■ **To do**
In the stretch from the start of the records through the line containing "figure-caption: 图 3", swap "series-line-fid1" for "series-line-main" and keep everything else the same. Give back only those lines.

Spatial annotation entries
************

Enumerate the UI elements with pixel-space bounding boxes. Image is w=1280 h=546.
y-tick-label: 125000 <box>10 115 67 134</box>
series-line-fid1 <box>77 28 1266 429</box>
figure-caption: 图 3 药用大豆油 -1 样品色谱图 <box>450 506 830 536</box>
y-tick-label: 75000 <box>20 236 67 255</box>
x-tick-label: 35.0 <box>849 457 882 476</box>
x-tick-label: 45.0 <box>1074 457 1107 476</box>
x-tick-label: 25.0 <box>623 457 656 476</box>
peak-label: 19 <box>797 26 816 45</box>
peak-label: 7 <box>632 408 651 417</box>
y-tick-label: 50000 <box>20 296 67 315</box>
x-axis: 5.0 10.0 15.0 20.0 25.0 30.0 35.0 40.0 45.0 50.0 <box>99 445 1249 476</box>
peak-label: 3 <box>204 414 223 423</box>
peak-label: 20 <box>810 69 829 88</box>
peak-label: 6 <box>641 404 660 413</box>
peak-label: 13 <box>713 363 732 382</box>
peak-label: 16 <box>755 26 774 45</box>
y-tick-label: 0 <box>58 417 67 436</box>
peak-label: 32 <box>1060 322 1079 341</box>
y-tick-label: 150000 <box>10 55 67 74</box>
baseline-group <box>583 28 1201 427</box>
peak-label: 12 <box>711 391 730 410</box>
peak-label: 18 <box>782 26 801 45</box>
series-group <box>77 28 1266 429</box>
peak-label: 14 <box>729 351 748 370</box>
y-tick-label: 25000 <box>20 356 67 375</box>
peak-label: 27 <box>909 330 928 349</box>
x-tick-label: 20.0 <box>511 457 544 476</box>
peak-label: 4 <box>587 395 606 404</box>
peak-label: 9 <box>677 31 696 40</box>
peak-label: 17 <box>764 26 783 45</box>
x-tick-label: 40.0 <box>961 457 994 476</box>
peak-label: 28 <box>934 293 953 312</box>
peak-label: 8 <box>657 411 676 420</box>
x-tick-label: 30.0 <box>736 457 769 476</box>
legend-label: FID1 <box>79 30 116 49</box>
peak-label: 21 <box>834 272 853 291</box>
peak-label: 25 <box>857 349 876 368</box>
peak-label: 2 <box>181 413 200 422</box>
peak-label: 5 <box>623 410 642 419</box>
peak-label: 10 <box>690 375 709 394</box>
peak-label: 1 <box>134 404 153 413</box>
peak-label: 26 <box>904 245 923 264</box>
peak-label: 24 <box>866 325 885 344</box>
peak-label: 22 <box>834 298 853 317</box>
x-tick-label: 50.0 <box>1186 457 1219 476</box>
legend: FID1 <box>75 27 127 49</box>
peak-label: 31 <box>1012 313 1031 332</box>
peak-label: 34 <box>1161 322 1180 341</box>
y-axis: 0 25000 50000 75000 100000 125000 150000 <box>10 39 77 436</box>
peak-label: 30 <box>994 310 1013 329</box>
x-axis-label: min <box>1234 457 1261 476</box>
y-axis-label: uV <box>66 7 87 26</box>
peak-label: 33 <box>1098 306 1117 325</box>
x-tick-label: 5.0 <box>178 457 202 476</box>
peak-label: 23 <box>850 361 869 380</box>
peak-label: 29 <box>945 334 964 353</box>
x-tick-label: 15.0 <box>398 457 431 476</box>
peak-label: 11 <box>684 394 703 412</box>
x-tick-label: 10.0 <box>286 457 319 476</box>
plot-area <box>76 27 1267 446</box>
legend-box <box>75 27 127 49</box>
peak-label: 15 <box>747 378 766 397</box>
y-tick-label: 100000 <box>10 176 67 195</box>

************

■ **Final result**
Enumerate the UI elements with pixel-space bounding boxes. Image is w=1280 h=546.
y-tick-label: 125000 <box>10 115 67 134</box>
series-line-main <box>77 28 1266 429</box>
figure-caption: 图 3 药用大豆油 -1 样品色谱图 <box>450 506 830 536</box>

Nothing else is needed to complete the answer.